**Try it:** Repeat the records below exactly, line for line.

Figure collection entries

/---

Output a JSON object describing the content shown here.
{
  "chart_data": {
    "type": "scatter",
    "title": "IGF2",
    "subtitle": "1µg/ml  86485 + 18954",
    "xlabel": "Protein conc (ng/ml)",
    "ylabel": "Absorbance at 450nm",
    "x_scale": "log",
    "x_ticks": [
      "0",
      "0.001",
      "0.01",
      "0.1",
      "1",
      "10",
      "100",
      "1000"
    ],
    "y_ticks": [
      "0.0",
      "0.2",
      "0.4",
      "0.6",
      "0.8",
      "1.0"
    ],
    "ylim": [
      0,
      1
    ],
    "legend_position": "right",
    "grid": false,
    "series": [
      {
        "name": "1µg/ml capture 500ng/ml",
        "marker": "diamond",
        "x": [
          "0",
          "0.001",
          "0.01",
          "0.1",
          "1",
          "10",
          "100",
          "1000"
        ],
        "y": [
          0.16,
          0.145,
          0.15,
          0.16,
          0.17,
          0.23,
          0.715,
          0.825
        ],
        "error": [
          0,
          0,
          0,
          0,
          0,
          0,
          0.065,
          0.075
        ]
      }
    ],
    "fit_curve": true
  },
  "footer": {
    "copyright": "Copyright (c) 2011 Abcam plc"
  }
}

\---

**Output:**
Output a JSON object describing the content shown here.
{
  "chart_data": {
    "type": "scatter",
    "title": "IGF2",
    "subtitle": "1µg/ml  86485 + 18954",
    "xlabel": "Protein conc (ng/ml)",
    "ylabel": "Absorbance at 450nm",
    "x_scale": "log",
    "x_ticks": [
      "0",
      "0.001",
      "0.01",
      "0.1",
      "1",
      "10",
      "100",
      "1000"
    ],
    "y_ticks": [
      "0.0",
      "0.2",
      "0.4",
      "0.6",
      "0.8",
      "1.0"
    ],
    "ylim": [
      0,
      1
    ],
    "legend_position": "right",
    "grid": false,
    "series": [
      {
        "name": "1µg/ml capture 500ng/ml",
        "marker": "diamond",
        "x": [
          "0",
          "0.001",
          "0.01",
          "0.1",
          "1",
          "10",
          "100",
          "1000"
        ],
        "y": [
          0.16,
          0.145,
          0.15,
          0.16,
          0.17,
          0.23,
          0.715,
          0.825
        ],
        "error": [
          0,
          0,
          0,
          0,
          0,
          0,
          0.065,
          0.075
        ]
      }
    ],
    "fit_curve": true
  },
  "footer": {
    "copyright": "Copyright (c) 2011 Abcam plc"
  }
}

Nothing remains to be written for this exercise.